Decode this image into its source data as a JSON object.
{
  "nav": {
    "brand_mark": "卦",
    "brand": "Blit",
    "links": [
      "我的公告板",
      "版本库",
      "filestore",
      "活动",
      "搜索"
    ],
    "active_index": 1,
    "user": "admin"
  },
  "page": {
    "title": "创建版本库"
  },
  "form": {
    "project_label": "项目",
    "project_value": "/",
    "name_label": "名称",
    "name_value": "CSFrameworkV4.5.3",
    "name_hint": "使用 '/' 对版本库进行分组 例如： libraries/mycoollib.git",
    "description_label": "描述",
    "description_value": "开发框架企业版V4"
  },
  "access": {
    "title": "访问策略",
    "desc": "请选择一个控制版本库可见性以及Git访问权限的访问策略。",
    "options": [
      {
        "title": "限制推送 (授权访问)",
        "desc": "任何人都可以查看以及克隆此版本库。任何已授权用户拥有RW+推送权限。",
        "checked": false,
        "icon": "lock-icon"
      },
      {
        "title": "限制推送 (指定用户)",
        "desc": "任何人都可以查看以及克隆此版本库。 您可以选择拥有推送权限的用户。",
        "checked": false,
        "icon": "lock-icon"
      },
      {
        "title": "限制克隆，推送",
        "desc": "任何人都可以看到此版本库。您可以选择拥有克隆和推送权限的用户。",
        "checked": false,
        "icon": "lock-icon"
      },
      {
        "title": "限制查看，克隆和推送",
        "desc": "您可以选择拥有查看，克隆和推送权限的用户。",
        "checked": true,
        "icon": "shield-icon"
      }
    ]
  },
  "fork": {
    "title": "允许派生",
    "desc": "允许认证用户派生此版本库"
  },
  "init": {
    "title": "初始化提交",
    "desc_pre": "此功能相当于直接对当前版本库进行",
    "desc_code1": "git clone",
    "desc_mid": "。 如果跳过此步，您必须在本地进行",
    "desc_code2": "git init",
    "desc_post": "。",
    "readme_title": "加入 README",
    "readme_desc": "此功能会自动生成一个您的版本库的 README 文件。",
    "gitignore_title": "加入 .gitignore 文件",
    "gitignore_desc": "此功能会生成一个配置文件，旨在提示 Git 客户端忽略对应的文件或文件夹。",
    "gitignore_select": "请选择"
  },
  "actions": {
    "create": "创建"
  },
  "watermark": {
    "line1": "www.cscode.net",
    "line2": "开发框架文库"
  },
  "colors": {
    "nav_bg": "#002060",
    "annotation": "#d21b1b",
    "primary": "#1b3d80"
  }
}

----------

STATED EXERCISE:
Set down all of the entries exactly, please.

COMPLETE ANSWER:
Decode this image into its source data as a JSON object.
{
  "nav": {
    "brand_mark": "卦",
    "brand": "Blit",
    "links": [
      "我的公告板",
      "版本库",
      "filestore",
      "活动",
      "搜索"
    ],
    "active_index": 1,
    "user": "admin"
  },
  "page": {
    "title": "创建版本库"
  },
  "form": {
    "project_label": "项目",
    "project_value": "/",
    "name_label": "名称",
    "name_value": "CSFrameworkV4.5.3",
    "name_hint": "使用 '/' 对版本库进行分组 例如： libraries/mycoollib.git",
    "description_label": "描述",
    "description_value": "开发框架企业版V4"
  },
  "access": {
    "title": "访问策略",
    "desc": "请选择一个控制版本库可见性以及Git访问权限的访问策略。",
    "options": [
      {
        "title": "限制推送 (授权访问)",
        "desc": "任何人都可以查看以及克隆此版本库。任何已授权用户拥有RW+推送权限。",
        "checked": false,
        "icon": "lock-icon"
      },
      {
        "title": "限制推送 (指定用户)",
        "desc": "任何人都可以查看以及克隆此版本库。 您可以选择拥有推送权限的用户。",
        "checked": false,
        "icon": "lock-icon"
      },
      {
        "title": "限制克隆，推送",
        "desc": "任何人都可以看到此版本库。您可以选择拥有克隆和推送权限的用户。",
        "checked": false,
        "icon": "lock-icon"
      },
      {
        "title": "限制查看，克隆和推送",
        "desc": "您可以选择拥有查看，克隆和推送权限的用户。",
        "checked": true,
        "icon": "shield-icon"
      }
    ]
  },
  "fork": {
    "title": "允许派生",
    "desc": "允许认证用户派生此版本库"
  },
  "init": {
    "title": "初始化提交",
    "desc_pre": "此功能相当于直接对当前版本库进行",
    "desc_code1": "git clone",
    "desc_mid": "。 如果跳过此步，您必须在本地进行",
    "desc_code2": "git init",
    "desc_post": "。",
    "readme_title": "加入 README",
    "readme_desc": "此功能会自动生成一个您的版本库的 README 文件。",
    "gitignore_title": "加入 .gitignore 文件",
    "gitignore_desc": "此功能会生成一个配置文件，旨在提示 Git 客户端忽略对应的文件或文件夹。",
    "gitignore_select": "请选择"
  },
  "actions": {
    "create": "创建"
  },
  "watermark": {
    "line1": "www.cscode.net",
    "line2": "开发框架文库"
  },
  "colors": {
    "nav_bg": "#002060",
    "annotation": "#d21b1b",
    "primary": "#1b3d80"
  }
}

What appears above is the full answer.